╭──

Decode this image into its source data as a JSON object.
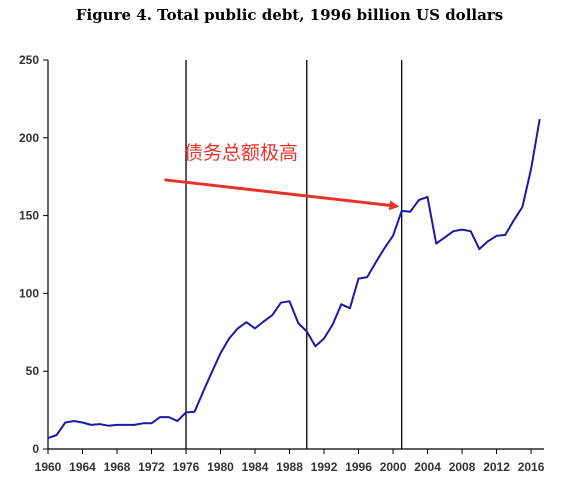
{
  "chart_data": {
    "type": "line",
    "title": "Figure 4. Total public debt, 1996 billion US dollars",
    "xlabel": "",
    "ylabel": "",
    "xlim": [
      1960,
      2017.5
    ],
    "ylim": [
      0,
      250
    ],
    "grid": false,
    "x_ticks": [
      1960,
      1964,
      1968,
      1972,
      1976,
      1980,
      1984,
      1988,
      1992,
      1996,
      2000,
      2004,
      2008,
      2012,
      2016
    ],
    "x_tick_labels": [
      "1960",
      "1964",
      "1968",
      "1972",
      "1976",
      "1980",
      "1984",
      "1988",
      "1992",
      "1996",
      "2000",
      "2004",
      "2008",
      "2012",
      "2016"
    ],
    "y_ticks": [
      0,
      50,
      100,
      150,
      200,
      250
    ],
    "y_tick_labels": [
      "0",
      "50",
      "100",
      "150",
      "200",
      "250"
    ],
    "series": [
      {
        "color": "#1a1aa6",
        "x": [
          1960,
          1961,
          1962,
          1963,
          1964,
          1965,
          1966,
          1967,
          1968,
          1969,
          1970,
          1971,
          1972,
          1973,
          1974,
          1975,
          1976,
          1977,
          1978,
          1979,
          1980,
          1981,
          1982,
          1983,
          1984,
          1985,
          1986,
          1987,
          1988,
          1989,
          1990,
          1991,
          1992,
          1993,
          1994,
          1995,
          1996,
          1997,
          1998,
          1999,
          2000,
          2001,
          2002,
          2003,
          2004,
          2005,
          2006,
          2007,
          2008,
          2009,
          2010,
          2011,
          2012,
          2013,
          2014,
          2015,
          2016,
          2017
        ],
        "y": [
          7,
          9,
          17,
          18,
          17,
          15.5,
          16,
          15,
          15.5,
          15.5,
          15.5,
          16.5,
          16.5,
          20.5,
          20.5,
          18,
          23.5,
          24,
          37,
          49.5,
          61.5,
          71,
          77.5,
          81.5,
          77.5,
          82,
          86,
          94,
          95,
          81,
          75.5,
          66,
          71,
          80,
          93,
          90.5,
          109.5,
          110.5,
          120,
          129,
          137,
          153,
          152.5,
          160,
          162,
          132,
          136,
          140,
          141,
          140,
          128.5,
          133.5,
          137,
          137.5,
          147,
          155.5,
          180,
          212
        ]
      }
    ],
    "vertical_lines": [
      1976,
      1990,
      2001
    ],
    "annotation": {
      "text": "债务总额极高",
      "color": "#e8332a",
      "arrow_from": [
        1973.5,
        173
      ],
      "arrow_to": [
        2000.5,
        156
      ]
    }
  }
}
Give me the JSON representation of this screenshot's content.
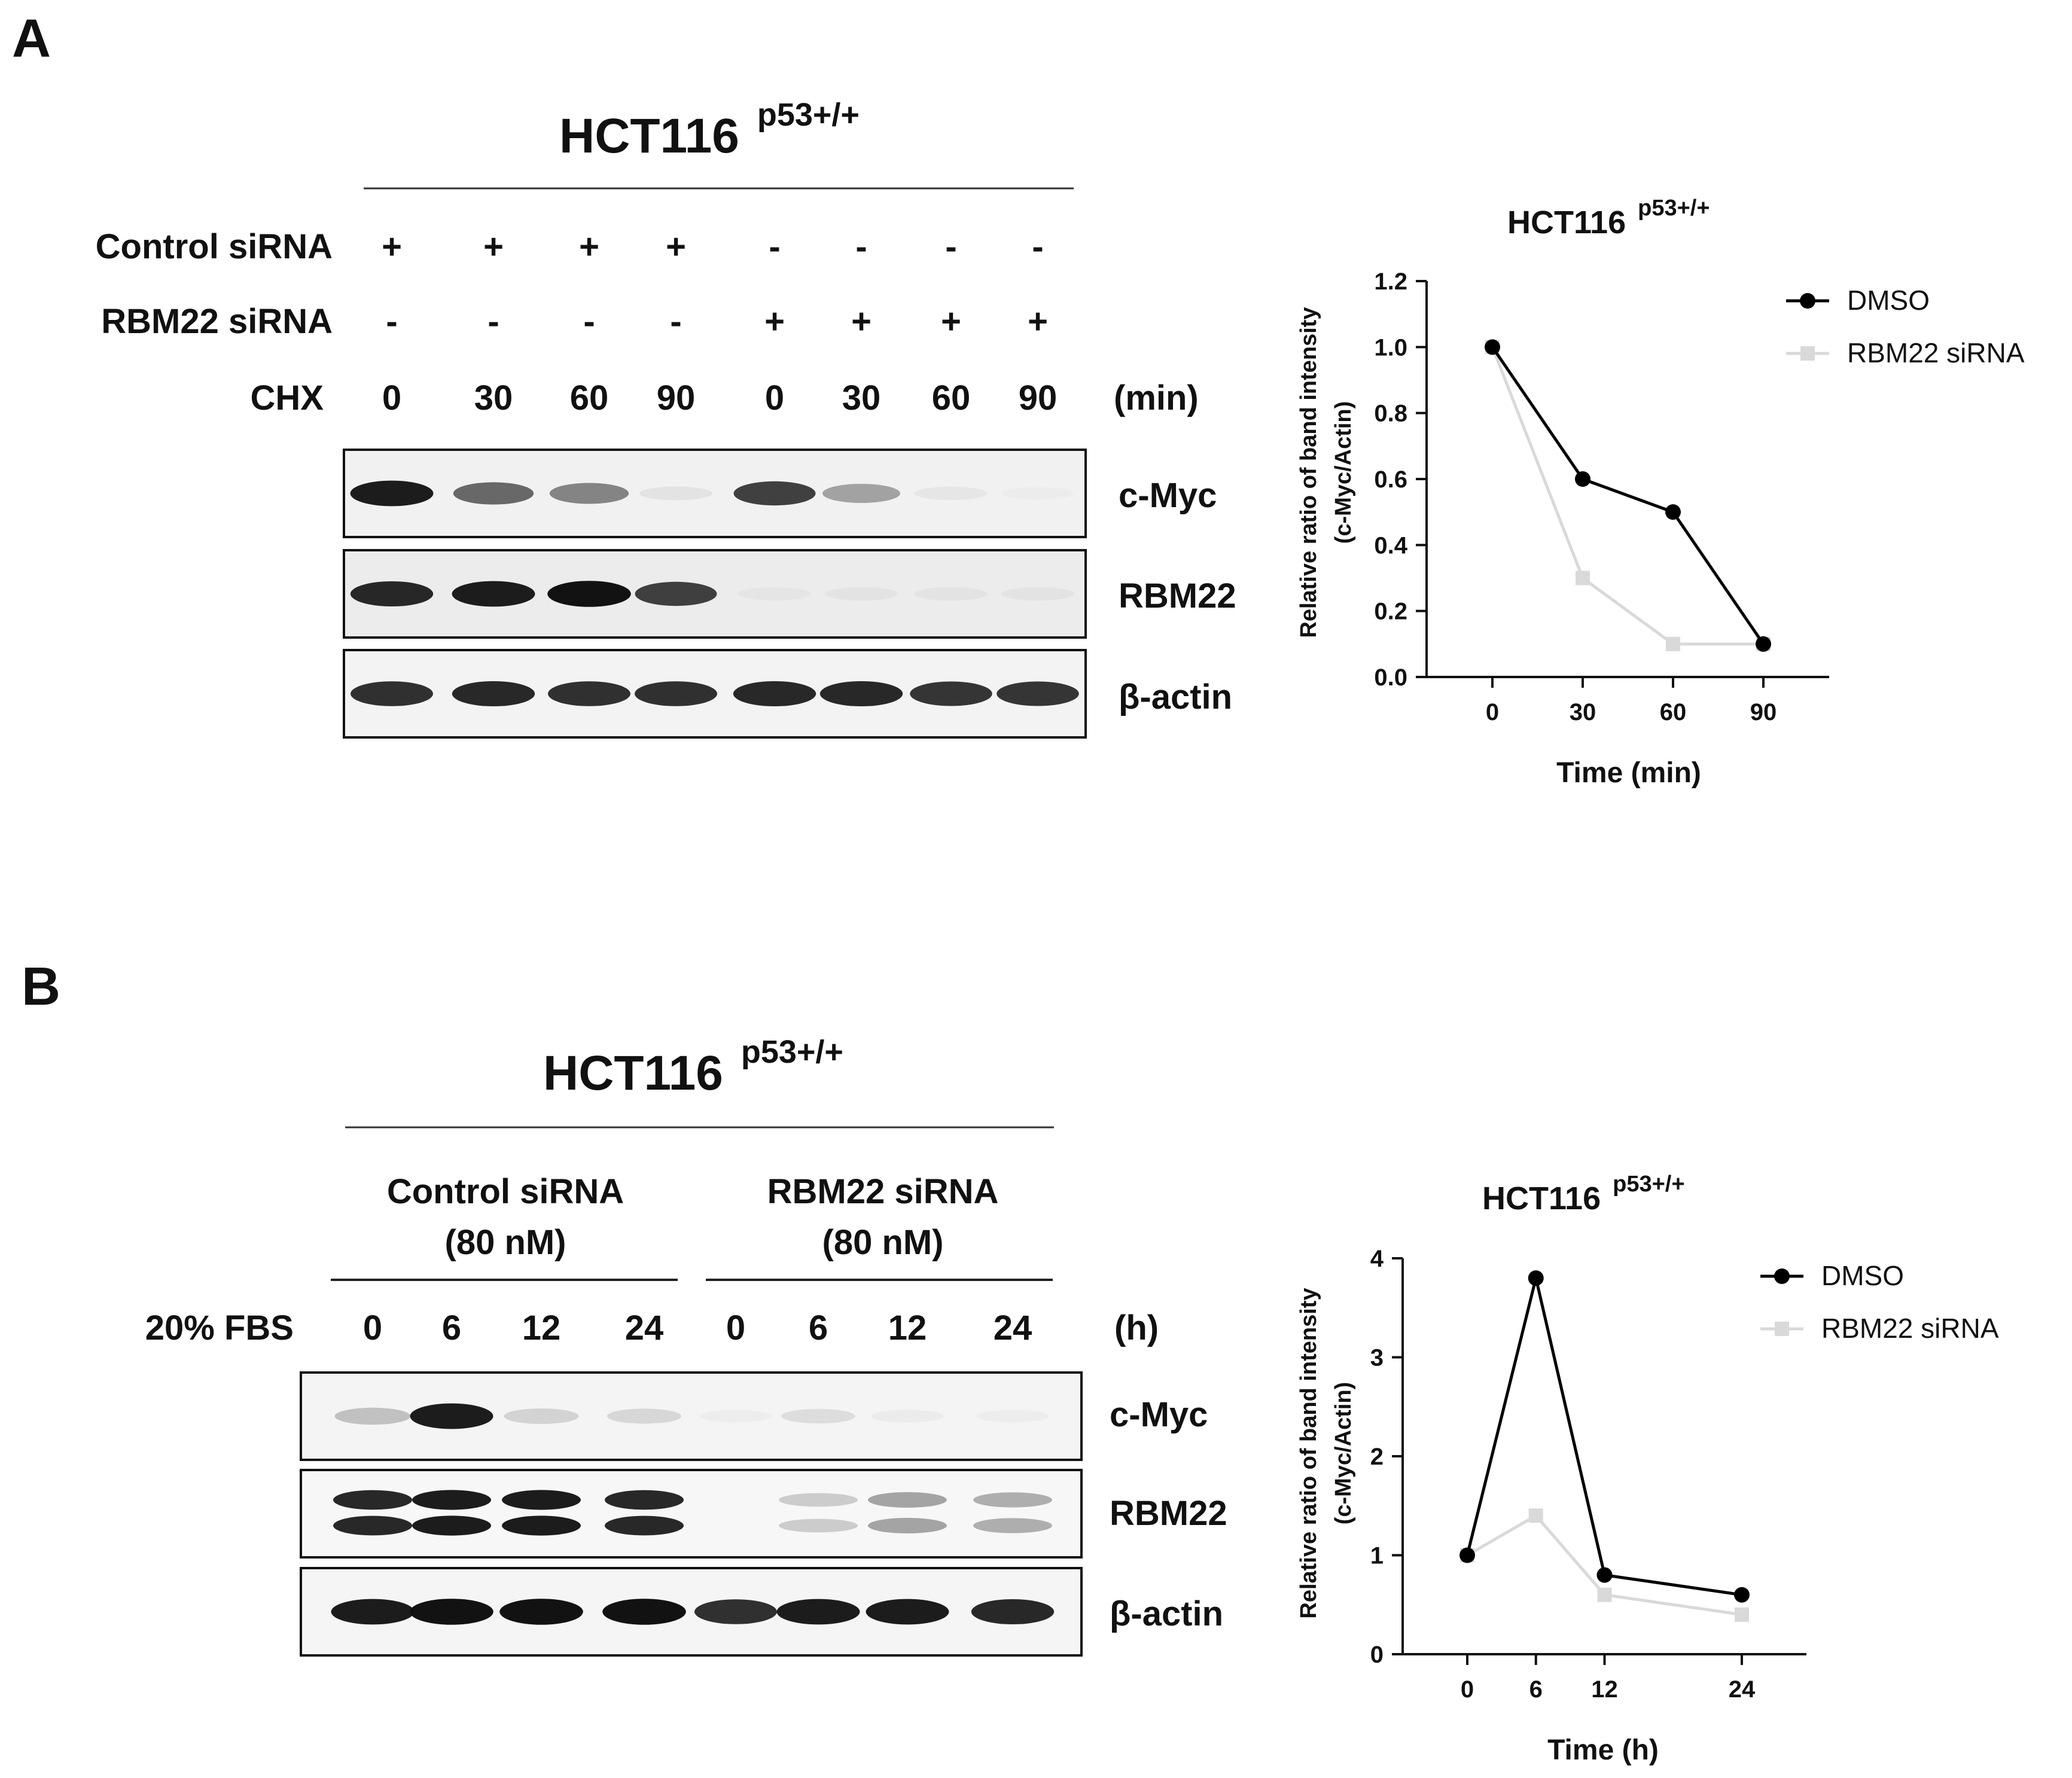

╰──

* _Goal_
Gather each line from the entries above that includes the word "this".

* _Output below_
Decode this image into its source data as a JSON object.
Give me the JSON representation of this screenshot's content.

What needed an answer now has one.